■ Exercise directions ■
Take each line containing the word "from" and copy it.

■ Material for this exercise ■
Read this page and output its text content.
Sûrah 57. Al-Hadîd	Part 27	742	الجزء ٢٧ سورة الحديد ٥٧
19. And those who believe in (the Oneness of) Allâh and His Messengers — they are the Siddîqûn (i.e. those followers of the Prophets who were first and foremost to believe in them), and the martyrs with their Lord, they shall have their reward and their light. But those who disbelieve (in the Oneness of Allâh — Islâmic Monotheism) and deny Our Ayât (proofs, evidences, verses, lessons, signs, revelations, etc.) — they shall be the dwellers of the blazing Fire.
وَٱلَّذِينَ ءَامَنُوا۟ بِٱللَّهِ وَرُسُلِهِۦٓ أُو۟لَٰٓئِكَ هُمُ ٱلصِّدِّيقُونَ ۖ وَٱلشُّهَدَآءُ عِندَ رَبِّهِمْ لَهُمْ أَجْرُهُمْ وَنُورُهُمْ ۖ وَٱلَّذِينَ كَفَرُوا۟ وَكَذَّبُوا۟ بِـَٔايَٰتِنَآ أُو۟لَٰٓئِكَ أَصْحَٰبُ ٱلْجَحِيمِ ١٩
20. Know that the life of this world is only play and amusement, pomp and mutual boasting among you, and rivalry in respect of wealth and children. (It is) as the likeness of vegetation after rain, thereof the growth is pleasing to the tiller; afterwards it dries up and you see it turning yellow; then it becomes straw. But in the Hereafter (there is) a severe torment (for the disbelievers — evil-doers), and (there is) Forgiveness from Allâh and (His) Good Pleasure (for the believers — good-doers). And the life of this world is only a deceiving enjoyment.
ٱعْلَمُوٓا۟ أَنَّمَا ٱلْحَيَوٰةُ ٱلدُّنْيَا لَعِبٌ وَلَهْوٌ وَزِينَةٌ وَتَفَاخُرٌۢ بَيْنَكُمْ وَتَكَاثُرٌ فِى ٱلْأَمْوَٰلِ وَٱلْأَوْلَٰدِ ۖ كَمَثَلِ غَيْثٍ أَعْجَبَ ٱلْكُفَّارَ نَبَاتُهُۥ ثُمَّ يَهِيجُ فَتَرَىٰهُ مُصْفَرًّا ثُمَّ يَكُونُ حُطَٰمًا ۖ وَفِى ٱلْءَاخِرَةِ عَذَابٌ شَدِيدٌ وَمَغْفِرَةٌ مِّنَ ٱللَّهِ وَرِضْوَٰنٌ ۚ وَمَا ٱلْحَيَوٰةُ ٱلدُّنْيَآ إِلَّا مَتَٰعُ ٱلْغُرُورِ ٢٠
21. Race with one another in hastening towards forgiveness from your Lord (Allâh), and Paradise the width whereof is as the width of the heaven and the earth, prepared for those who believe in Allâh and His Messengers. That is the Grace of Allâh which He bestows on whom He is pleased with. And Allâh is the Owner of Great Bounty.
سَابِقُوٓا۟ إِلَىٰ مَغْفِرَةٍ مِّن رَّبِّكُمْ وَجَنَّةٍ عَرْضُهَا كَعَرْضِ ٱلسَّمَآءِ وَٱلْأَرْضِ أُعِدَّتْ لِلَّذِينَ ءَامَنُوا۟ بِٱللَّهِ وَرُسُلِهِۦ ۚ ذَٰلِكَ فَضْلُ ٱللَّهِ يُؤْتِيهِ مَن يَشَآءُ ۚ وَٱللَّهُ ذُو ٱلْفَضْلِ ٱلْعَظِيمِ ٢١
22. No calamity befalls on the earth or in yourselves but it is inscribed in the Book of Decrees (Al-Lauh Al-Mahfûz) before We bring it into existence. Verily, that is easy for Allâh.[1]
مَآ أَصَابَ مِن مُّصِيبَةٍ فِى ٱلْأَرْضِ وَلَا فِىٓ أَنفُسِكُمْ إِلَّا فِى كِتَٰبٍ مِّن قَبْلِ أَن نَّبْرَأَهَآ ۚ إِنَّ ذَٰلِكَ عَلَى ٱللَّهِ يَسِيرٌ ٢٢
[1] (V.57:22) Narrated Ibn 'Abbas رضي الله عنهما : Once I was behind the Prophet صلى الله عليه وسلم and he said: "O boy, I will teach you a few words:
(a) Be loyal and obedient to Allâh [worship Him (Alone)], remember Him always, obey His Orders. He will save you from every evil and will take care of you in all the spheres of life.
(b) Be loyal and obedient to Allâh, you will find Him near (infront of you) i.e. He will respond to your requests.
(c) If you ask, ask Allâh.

■ Solution to this exercise ■
20. Know that the life of this world is only play and amusement, pomp and mutual boasting among you, and rivalry in respect of wealth and children. (It is) as the likeness of vegetation after rain, thereof the growth is pleasing to the tiller; afterwards it dries up and you see it turning yellow; then it becomes straw. But in the Hereafter (there is) a severe torment (for the disbelievers — evil-doers), and (there is) Forgiveness from Allâh and (His) Good Pleasure (for the believers — good-doers). And the life of this world is only a deceiving enjoyment.
21. Race with one another in hastening towards forgiveness from your Lord (Allâh), and Paradise the width whereof is as the width of the heaven and the earth, prepared for those who believe in Allâh and His Messengers. That is the Grace of Allâh which He bestows on whom He is pleased with. And Allâh is the Owner of Great Bounty.
(a) Be loyal and obedient to Allâh [worship Him (Alone)], remember Him always, obey His Orders. He will save you from every evil and will take care of you in all the spheres of life.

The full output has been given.